Give the listing again in full, exactly as written.
-*-
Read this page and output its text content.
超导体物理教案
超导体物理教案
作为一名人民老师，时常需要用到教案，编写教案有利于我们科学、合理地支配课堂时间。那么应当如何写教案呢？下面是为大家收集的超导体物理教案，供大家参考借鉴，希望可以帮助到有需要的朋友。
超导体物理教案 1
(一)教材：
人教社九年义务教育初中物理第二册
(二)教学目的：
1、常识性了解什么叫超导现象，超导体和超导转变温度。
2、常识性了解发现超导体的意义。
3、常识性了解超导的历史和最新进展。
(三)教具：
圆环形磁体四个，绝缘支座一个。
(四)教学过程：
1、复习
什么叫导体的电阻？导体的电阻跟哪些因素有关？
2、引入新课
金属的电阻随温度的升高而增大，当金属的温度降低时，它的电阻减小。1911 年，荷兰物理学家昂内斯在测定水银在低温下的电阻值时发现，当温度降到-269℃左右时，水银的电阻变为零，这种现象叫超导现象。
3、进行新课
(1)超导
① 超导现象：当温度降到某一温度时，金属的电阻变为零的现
-*-
§ Result of the task:
Read this page and output its text content.
超导体物理教案
超导体物理教案
作为一名人民老师，时常需要用到教案，编写教案有利于我们科学、合理地支配课堂时间。那么应当如何写教案呢？下面是为大家收集的超导体物理教案，供大家参考借鉴，希望可以帮助到有需要的朋友。
超导体物理教案 1
(一)教材：
人教社九年义务教育初中物理第二册
(二)教学目的：
1、常识性了解什么叫超导现象，超导体和超导转变温度。
2、常识性了解发现超导体的意义。
3、常识性了解超导的历史和最新进展。
(三)教具：
圆环形磁体四个，绝缘支座一个。
(四)教学过程：
1、复习
什么叫导体的电阻？导体的电阻跟哪些因素有关？
2、引入新课
金属的电阻随温度的升高而增大，当金属的温度降低时，它的电阻减小。1911 年，荷兰物理学家昂内斯在测定水银在低温下的电阻值时发现，当温度降到-269℃左右时，水银的电阻变为零，这种现象叫超导现象。
3、进行新课
(1)超导
① 超导现象：当温度降到某一温度时，金属的电阻变为零的现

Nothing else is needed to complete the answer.